** Goal **
Go through the entries below and print each one exactly, leaving out pictures.

** Given records **
# # #

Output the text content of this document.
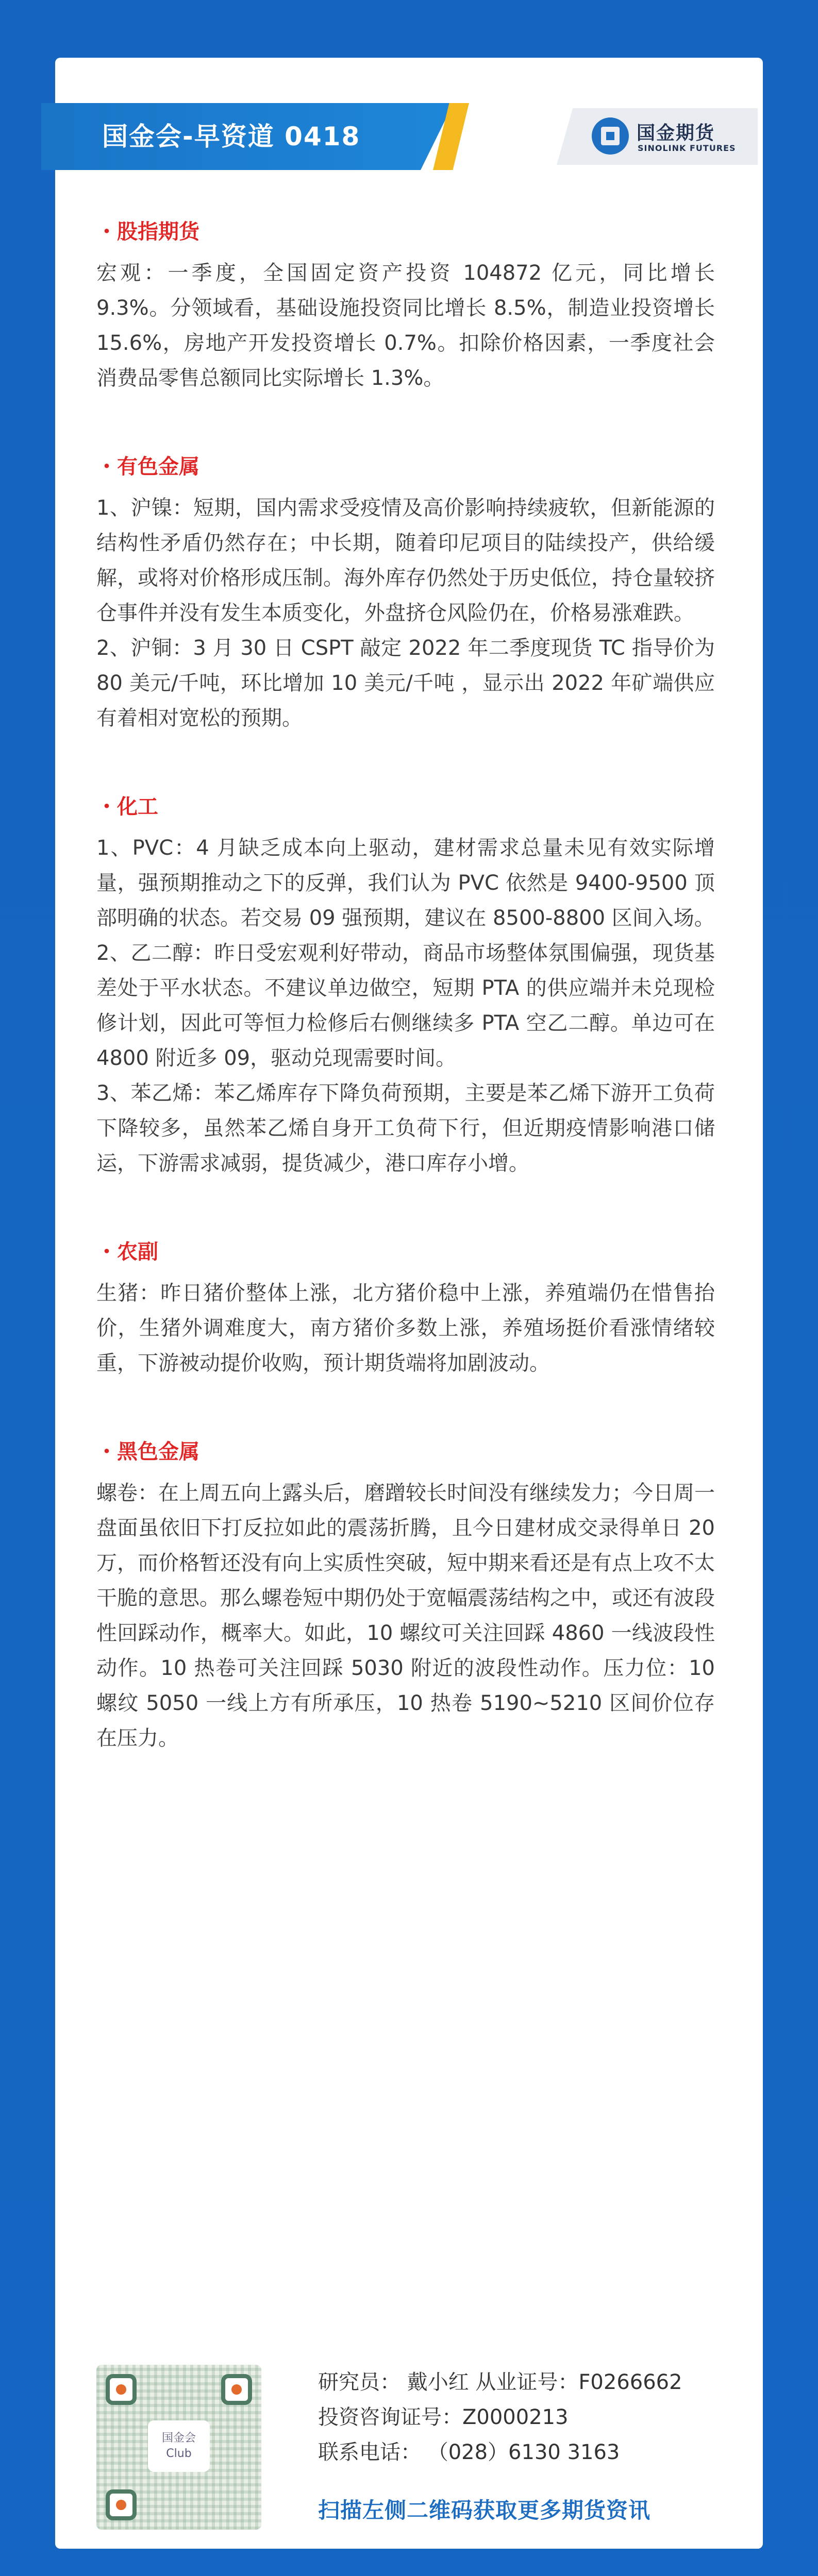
国金会-早资道 0418	国金期货
SINOLINK FUTURES
・股指期货

宏观：一季度，全国固定资产投资 104872 亿元，同比增长 9.3%。分领域看，基础设施投资同比增长 8.5%，制造业投资增长 15.6%，房地产开发投资增长 0.7%。扣除价格因素，一季度社会消费品零售总额同比实际增长 1.3%。

・有色金属

1、沪镍：短期，国内需求受疫情及高价影响持续疲软，但新能源的结构性矛盾仍然存在；中长期，随着印尼项目的陆续投产，供给缓解，或将对价格形成压制。海外库存仍然处于历史低位，持仓量较挤仓事件并没有发生本质变化，外盘挤仓风险仍在，价格易涨难跌。

2、沪铜：3 月 30 日 CSPT 敲定 2022 年二季度现货 TC 指导价为 80 美元/千吨，环比增加 10 美元/千吨 ，显示出 2022 年矿端供应有着相对宽松的预期。

・化工

1、PVC：4 月缺乏成本向上驱动，建材需求总量未见有效实际增量，强预期推动之下的反弹，我们认为 PVC 依然是 9400-9500 顶部明确的状态。若交易 09 强预期，建议在 8500-8800 区间入场。

2、乙二醇：昨日受宏观利好带动，商品市场整体氛围偏强，现货基差处于平水状态。不建议单边做空，短期 PTA 的供应端并未兑现检修计划，因此可等恒力检修后右侧继续多 PTA 空乙二醇。单边可在 4800 附近多 09，驱动兑现需要时间。

3、苯乙烯：苯乙烯库存下降负荷预期，主要是苯乙烯下游开工负荷下降较多，虽然苯乙烯自身开工负荷下行，但近期疫情影响港口储运，下游需求减弱，提货减少，港口库存小增。

・农副

生猪：昨日猪价整体上涨，北方猪价稳中上涨，养殖端仍在惜售抬价，生猪外调难度大，南方猪价多数上涨，养殖场挺价看涨情绪较重，下游被动提价收购，预计期货端将加剧波动。

・黑色金属

螺卷：在上周五向上露头后，磨蹭较长时间没有继续发力；今日周一盘面虽依旧下打反拉如此的震荡折腾，且今日建材成交录得单日 20 万，而价格暂还没有向上实质性突破，短中期来看还是有点上攻不太干脆的意思。那么螺卷短中期仍处于宽幅震荡结构之中，或还有波段性回踩动作，概率大。如此，10 螺纹可关注回踩 4860 一线波段性动作。10 热卷可关注回踩 5030 附近的波段性动作。压力位：10 螺纹 5050 一线上方有所承压，10 热卷 5190~5210 区间价位存在压力。

国金会
Club
研究员： 戴小红 从业证号：F0266662
投资咨询证号：Z0000213
联系电话： （028）6130 3163
扫描左侧二维码获取更多期货资讯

# # #

** Result of the exercise **
Output the text content of this document.
国金会-早资道 0418	国金期货
SINOLINK FUTURES
・股指期货

宏观：一季度，全国固定资产投资 104872 亿元，同比增长 9.3%。分领域看，基础设施投资同比增长 8.5%，制造业投资增长 15.6%，房地产开发投资增长 0.7%。扣除价格因素，一季度社会消费品零售总额同比实际增长 1.3%。

・有色金属

1、沪镍：短期，国内需求受疫情及高价影响持续疲软，但新能源的结构性矛盾仍然存在；中长期，随着印尼项目的陆续投产，供给缓解，或将对价格形成压制。海外库存仍然处于历史低位，持仓量较挤仓事件并没有发生本质变化，外盘挤仓风险仍在，价格易涨难跌。

2、沪铜：3 月 30 日 CSPT 敲定 2022 年二季度现货 TC 指导价为 80 美元/千吨，环比增加 10 美元/千吨 ，显示出 2022 年矿端供应有着相对宽松的预期。

・化工

1、PVC：4 月缺乏成本向上驱动，建材需求总量未见有效实际增量，强预期推动之下的反弹，我们认为 PVC 依然是 9400-9500 顶部明确的状态。若交易 09 强预期，建议在 8500-8800 区间入场。

2、乙二醇：昨日受宏观利好带动，商品市场整体氛围偏强，现货基差处于平水状态。不建议单边做空，短期 PTA 的供应端并未兑现检修计划，因此可等恒力检修后右侧继续多 PTA 空乙二醇。单边可在 4800 附近多 09，驱动兑现需要时间。

3、苯乙烯：苯乙烯库存下降负荷预期，主要是苯乙烯下游开工负荷下降较多，虽然苯乙烯自身开工负荷下行，但近期疫情影响港口储运，下游需求减弱，提货减少，港口库存小增。

・农副

生猪：昨日猪价整体上涨，北方猪价稳中上涨，养殖端仍在惜售抬价，生猪外调难度大，南方猪价多数上涨，养殖场挺价看涨情绪较重，下游被动提价收购，预计期货端将加剧波动。

・黑色金属

螺卷：在上周五向上露头后，磨蹭较长时间没有继续发力；今日周一盘面虽依旧下打反拉如此的震荡折腾，且今日建材成交录得单日 20 万，而价格暂还没有向上实质性突破，短中期来看还是有点上攻不太干脆的意思。那么螺卷短中期仍处于宽幅震荡结构之中，或还有波段性回踩动作，概率大。如此，10 螺纹可关注回踩 4860 一线波段性动作。10 热卷可关注回踩 5030 附近的波段性动作。压力位：10 螺纹 5050 一线上方有所承压，10 热卷 5190~5210 区间价位存在压力。

国金会
Club
研究员： 戴小红 从业证号：F0266662
投资咨询证号：Z0000213
联系电话： （028）6130 3163
扫描左侧二维码获取更多期货资讯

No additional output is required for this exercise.